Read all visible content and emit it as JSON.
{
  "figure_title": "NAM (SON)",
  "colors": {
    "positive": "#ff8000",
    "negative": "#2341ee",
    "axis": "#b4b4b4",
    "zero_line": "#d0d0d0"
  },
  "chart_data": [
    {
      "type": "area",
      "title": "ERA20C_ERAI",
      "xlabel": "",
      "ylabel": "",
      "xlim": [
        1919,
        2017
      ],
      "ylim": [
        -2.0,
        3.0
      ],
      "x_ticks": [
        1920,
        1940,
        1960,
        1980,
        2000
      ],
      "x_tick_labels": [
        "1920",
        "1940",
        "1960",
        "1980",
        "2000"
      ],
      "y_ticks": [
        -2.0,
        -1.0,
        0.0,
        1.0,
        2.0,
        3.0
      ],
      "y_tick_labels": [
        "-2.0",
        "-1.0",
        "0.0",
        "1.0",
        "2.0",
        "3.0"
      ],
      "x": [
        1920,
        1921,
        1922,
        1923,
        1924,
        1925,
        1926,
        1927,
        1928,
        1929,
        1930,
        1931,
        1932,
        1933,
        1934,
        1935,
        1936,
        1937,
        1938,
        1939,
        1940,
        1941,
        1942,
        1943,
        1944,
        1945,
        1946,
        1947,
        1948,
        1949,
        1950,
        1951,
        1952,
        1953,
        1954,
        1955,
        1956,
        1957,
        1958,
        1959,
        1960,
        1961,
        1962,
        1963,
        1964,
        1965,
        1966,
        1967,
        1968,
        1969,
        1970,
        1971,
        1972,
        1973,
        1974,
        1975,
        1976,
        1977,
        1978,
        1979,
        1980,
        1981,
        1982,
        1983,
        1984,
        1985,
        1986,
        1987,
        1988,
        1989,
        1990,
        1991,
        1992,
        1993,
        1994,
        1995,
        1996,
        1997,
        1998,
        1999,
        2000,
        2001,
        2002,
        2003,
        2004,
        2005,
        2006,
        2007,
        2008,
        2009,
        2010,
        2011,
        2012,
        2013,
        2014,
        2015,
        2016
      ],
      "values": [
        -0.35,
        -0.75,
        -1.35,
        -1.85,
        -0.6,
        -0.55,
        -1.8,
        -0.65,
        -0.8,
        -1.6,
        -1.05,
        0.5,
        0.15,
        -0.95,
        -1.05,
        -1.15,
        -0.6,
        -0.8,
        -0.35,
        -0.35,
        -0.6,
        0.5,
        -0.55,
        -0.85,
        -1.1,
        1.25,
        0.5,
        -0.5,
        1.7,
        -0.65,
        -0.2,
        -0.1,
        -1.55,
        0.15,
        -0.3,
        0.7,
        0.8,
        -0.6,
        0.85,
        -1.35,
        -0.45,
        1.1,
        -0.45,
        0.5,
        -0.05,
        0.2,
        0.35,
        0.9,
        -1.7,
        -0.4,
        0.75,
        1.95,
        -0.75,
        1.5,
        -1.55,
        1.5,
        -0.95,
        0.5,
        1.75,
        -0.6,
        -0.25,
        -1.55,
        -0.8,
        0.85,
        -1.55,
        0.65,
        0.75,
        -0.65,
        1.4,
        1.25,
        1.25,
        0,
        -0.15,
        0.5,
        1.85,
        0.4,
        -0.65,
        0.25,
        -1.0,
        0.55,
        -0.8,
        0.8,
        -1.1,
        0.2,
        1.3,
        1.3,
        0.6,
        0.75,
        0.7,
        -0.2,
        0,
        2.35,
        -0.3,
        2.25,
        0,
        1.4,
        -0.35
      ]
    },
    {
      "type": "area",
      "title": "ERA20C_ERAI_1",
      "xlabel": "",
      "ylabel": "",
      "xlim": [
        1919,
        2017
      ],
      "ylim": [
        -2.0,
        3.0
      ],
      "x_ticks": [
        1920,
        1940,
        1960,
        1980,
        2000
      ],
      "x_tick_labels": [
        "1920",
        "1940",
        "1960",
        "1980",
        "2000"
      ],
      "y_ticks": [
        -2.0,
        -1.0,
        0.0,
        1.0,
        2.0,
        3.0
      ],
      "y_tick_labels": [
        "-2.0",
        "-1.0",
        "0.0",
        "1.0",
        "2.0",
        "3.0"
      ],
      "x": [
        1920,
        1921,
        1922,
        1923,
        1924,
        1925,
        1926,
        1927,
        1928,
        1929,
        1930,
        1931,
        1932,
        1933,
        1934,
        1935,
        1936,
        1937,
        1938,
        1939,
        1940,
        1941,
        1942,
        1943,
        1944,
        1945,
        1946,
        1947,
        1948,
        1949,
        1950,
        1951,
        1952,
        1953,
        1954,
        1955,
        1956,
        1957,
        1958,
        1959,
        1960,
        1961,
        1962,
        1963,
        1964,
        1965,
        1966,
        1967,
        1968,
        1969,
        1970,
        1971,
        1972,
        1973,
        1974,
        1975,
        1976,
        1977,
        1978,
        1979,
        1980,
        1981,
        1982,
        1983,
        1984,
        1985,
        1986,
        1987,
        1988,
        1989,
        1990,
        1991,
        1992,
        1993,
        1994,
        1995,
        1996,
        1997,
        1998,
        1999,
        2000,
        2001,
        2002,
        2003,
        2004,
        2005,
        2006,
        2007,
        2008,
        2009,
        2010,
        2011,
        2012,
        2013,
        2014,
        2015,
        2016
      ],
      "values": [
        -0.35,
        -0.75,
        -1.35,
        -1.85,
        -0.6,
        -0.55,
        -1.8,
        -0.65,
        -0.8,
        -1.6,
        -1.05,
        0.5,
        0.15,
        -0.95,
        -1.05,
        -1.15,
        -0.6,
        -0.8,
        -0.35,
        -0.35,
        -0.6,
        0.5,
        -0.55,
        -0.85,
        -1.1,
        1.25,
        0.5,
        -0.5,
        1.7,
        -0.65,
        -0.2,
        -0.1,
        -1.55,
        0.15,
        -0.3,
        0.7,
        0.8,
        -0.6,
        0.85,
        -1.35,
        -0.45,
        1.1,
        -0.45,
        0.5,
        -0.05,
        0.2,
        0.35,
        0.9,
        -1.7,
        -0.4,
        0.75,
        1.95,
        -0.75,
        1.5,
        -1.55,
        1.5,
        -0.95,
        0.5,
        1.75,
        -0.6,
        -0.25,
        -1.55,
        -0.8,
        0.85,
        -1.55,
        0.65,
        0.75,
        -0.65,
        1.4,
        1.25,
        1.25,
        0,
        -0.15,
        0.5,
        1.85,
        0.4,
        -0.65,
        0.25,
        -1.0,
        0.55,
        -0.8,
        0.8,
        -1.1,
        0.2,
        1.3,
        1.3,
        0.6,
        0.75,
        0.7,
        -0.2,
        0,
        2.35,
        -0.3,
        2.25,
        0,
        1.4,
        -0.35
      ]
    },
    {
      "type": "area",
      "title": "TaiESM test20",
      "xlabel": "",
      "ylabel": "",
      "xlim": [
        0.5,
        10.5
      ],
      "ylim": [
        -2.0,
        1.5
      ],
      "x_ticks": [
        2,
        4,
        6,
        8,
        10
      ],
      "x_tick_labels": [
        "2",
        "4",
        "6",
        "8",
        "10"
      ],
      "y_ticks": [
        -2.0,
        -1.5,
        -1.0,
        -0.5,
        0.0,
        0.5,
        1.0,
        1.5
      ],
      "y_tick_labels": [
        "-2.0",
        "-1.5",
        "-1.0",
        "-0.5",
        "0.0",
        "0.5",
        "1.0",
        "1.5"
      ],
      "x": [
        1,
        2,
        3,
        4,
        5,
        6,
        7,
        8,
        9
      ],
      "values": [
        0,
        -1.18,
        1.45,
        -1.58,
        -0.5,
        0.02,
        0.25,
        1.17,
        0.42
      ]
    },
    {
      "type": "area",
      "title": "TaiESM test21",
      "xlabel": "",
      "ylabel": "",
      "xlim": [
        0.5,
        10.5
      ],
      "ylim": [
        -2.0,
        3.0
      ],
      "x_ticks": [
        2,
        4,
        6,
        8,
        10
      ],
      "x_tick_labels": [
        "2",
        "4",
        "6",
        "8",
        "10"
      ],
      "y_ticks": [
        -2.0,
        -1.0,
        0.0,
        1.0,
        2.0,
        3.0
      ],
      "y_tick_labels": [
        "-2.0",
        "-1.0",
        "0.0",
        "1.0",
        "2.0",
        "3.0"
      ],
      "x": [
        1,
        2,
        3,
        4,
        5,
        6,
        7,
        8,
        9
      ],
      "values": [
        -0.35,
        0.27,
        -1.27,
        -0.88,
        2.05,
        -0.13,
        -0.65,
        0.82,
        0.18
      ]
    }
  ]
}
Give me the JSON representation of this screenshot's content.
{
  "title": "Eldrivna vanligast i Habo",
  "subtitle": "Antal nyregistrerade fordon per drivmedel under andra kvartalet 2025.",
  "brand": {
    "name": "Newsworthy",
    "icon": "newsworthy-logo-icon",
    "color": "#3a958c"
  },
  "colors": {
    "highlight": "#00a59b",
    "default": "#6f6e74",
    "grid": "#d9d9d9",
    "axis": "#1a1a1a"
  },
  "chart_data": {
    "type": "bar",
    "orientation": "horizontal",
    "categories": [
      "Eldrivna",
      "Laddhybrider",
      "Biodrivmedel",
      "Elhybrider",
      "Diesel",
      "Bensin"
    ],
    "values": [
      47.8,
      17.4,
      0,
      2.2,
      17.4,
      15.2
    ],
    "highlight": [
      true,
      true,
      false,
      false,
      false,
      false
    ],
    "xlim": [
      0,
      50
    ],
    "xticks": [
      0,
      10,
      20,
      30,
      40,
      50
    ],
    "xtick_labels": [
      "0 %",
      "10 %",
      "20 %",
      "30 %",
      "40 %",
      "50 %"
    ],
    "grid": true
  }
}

○ ○ ○

Nothing but the lines from the line with "Give me the" to the last line of the listing above should appear; please retype them exactly, both ends included.

Problem solution ::
Give me the JSON representation of this screenshot's content.
{
  "title": "Eldrivna vanligast i Habo",
  "subtitle": "Antal nyregistrerade fordon per drivmedel under andra kvartalet 2025.",
  "brand": {
    "name": "Newsworthy",
    "icon": "newsworthy-logo-icon",
    "color": "#3a958c"
  },
  "colors": {
    "highlight": "#00a59b",
    "default": "#6f6e74",
    "grid": "#d9d9d9",
    "axis": "#1a1a1a"
  },
  "chart_data": {
    "type": "bar",
    "orientation": "horizontal",
    "categories": [
      "Eldrivna",
      "Laddhybrider",
      "Biodrivmedel",
      "Elhybrider",
      "Diesel",
      "Bensin"
    ],
    "values": [
      47.8,
      17.4,
      0,
      2.2,
      17.4,
      15.2
    ],
    "highlight": [
      true,
      true,
      false,
      false,
      false,
      false
    ],
    "xlim": [
      0,
      50
    ],
    "xticks": [
      0,
      10,
      20,
      30,
      40,
      50
    ],
    "xtick_labels": [
      "0 %",
      "10 %",
      "20 %",
      "30 %",
      "40 %",
      "50 %"
    ],
    "grid": true
  }
}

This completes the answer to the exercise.